Data records
━━━

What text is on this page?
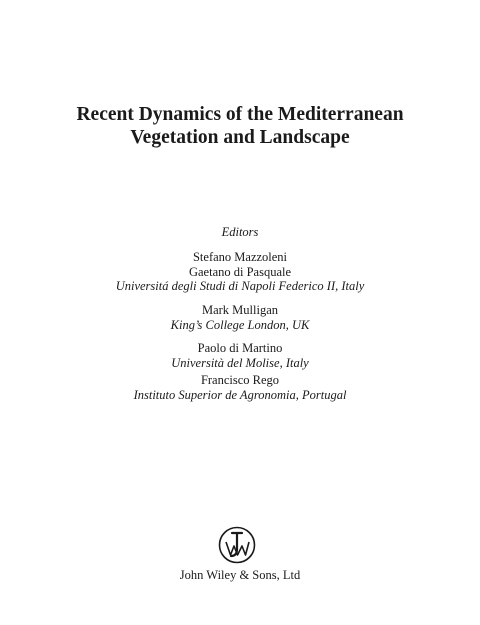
Recent Dynamics of the Mediterranean
Vegetation and Landscape
Editors
Stefano Mazzoleni
Gaetano di Pasquale
Universitá degli Studi di Napoli Federico II, Italy
Mark Mulligan
King’s College London, UK
Paolo di Martino
Università del Molise, Italy
Francisco Rego
Instituto Superior de Agronomia, Portugal
John Wiley & Sons, Ltd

━━━

Set problem:
Identify every line where the string "Italy" appears.

Finished exercise:
Universitá degli Studi di Napoli Federico II, Italy
Università del Molise, Italy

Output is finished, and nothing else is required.